Please rewrite the listing below with every "chevron-right-icon" swapped for "arrow-right-icon", keeping everything else the same.

* * * * * * * * *

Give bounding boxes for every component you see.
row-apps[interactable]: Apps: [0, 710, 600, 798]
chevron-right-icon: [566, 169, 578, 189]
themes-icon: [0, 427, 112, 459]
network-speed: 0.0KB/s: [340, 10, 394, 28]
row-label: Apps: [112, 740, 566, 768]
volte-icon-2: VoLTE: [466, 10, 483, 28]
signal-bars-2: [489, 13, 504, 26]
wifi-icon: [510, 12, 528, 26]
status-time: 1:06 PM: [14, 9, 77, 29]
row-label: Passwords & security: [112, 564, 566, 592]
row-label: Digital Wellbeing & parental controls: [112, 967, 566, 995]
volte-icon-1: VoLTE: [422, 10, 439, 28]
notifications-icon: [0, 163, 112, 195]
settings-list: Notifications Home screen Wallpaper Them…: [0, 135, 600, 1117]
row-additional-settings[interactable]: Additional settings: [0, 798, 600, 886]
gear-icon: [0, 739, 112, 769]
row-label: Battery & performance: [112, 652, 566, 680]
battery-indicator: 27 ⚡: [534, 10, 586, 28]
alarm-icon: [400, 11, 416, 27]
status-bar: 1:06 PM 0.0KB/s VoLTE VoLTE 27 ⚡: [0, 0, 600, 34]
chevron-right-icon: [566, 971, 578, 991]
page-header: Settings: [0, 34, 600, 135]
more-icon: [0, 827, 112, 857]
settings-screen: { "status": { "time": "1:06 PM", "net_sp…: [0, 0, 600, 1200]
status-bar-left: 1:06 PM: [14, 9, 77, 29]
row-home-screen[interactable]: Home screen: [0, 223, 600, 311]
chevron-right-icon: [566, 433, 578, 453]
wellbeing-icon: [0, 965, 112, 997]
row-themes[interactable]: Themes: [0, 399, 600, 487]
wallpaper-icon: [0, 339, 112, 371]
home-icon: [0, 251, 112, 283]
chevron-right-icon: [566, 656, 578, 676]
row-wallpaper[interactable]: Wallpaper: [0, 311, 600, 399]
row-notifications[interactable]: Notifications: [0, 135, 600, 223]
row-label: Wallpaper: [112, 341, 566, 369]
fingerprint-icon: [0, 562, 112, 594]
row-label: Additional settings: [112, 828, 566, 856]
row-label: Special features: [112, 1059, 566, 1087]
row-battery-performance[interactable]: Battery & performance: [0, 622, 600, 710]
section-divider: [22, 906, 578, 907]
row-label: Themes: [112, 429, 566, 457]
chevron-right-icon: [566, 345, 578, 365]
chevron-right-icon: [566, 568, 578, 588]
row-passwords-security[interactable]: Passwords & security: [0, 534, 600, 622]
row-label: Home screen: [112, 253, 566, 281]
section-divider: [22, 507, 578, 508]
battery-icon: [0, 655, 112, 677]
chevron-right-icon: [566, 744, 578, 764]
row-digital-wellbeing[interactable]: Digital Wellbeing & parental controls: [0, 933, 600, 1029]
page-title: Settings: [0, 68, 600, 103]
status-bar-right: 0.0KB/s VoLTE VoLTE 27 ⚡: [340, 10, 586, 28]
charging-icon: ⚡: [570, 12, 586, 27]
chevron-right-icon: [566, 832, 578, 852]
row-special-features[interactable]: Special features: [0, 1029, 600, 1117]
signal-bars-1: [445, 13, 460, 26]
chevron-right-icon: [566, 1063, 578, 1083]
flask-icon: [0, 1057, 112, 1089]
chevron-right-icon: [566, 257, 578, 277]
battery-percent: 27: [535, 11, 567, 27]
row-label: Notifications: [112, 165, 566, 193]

* * * * * * * * *

▸ Reply to the exercise
Give bounding boxes for every component you see.
row-apps[interactable]: Apps: [0, 710, 600, 798]
arrow-right-icon: [566, 169, 578, 189]
themes-icon: [0, 427, 112, 459]
network-speed: 0.0KB/s: [340, 10, 394, 28]
row-label: Apps: [112, 740, 566, 768]
volte-icon-2: VoLTE: [466, 10, 483, 28]
signal-bars-2: [489, 13, 504, 26]
wifi-icon: [510, 12, 528, 26]
status-time: 1:06 PM: [14, 9, 77, 29]
row-label: Passwords & security: [112, 564, 566, 592]
row-label: Digital Wellbeing & parental controls: [112, 967, 566, 995]
volte-icon-1: VoLTE: [422, 10, 439, 28]
notifications-icon: [0, 163, 112, 195]
settings-list: Notifications Home screen Wallpaper Them…: [0, 135, 600, 1117]
row-additional-settings[interactable]: Additional settings: [0, 798, 600, 886]
gear-icon: [0, 739, 112, 769]
row-label: Battery & performance: [112, 652, 566, 680]
battery-indicator: 27 ⚡: [534, 10, 586, 28]
alarm-icon: [400, 11, 416, 27]
status-bar: 1:06 PM 0.0KB/s VoLTE VoLTE 27 ⚡: [0, 0, 600, 34]
arrow-right-icon: [566, 971, 578, 991]
page-header: Settings: [0, 34, 600, 135]
more-icon: [0, 827, 112, 857]
settings-screen: { "status": { "time": "1:06 PM", "net_sp…: [0, 0, 600, 1200]
status-bar-left: 1:06 PM: [14, 9, 77, 29]
row-home-screen[interactable]: Home screen: [0, 223, 600, 311]
arrow-right-icon: [566, 433, 578, 453]
wellbeing-icon: [0, 965, 112, 997]
row-themes[interactable]: Themes: [0, 399, 600, 487]
wallpaper-icon: [0, 339, 112, 371]
home-icon: [0, 251, 112, 283]
arrow-right-icon: [566, 656, 578, 676]
row-wallpaper[interactable]: Wallpaper: [0, 311, 600, 399]
row-notifications[interactable]: Notifications: [0, 135, 600, 223]
row-label: Wallpaper: [112, 341, 566, 369]
fingerprint-icon: [0, 562, 112, 594]
row-label: Additional settings: [112, 828, 566, 856]
row-label: Special features: [112, 1059, 566, 1087]
row-battery-performance[interactable]: Battery & performance: [0, 622, 600, 710]
section-divider: [22, 906, 578, 907]
row-label: Themes: [112, 429, 566, 457]
arrow-right-icon: [566, 345, 578, 365]
arrow-right-icon: [566, 568, 578, 588]
row-passwords-security[interactable]: Passwords & security: [0, 534, 600, 622]
row-label: Home screen: [112, 253, 566, 281]
section-divider: [22, 507, 578, 508]
battery-icon: [0, 655, 112, 677]
arrow-right-icon: [566, 744, 578, 764]
row-digital-wellbeing[interactable]: Digital Wellbeing & parental controls: [0, 933, 600, 1029]
page-title: Settings: [0, 68, 600, 103]
status-bar-right: 0.0KB/s VoLTE VoLTE 27 ⚡: [340, 10, 586, 28]
charging-icon: ⚡: [570, 12, 586, 27]
arrow-right-icon: [566, 832, 578, 852]
row-special-features[interactable]: Special features: [0, 1029, 600, 1117]
signal-bars-1: [445, 13, 460, 26]
arrow-right-icon: [566, 1063, 578, 1083]
flask-icon: [0, 1057, 112, 1089]
arrow-right-icon: [566, 257, 578, 277]
battery-percent: 27: [535, 11, 567, 27]
row-label: Notifications: [112, 165, 566, 193]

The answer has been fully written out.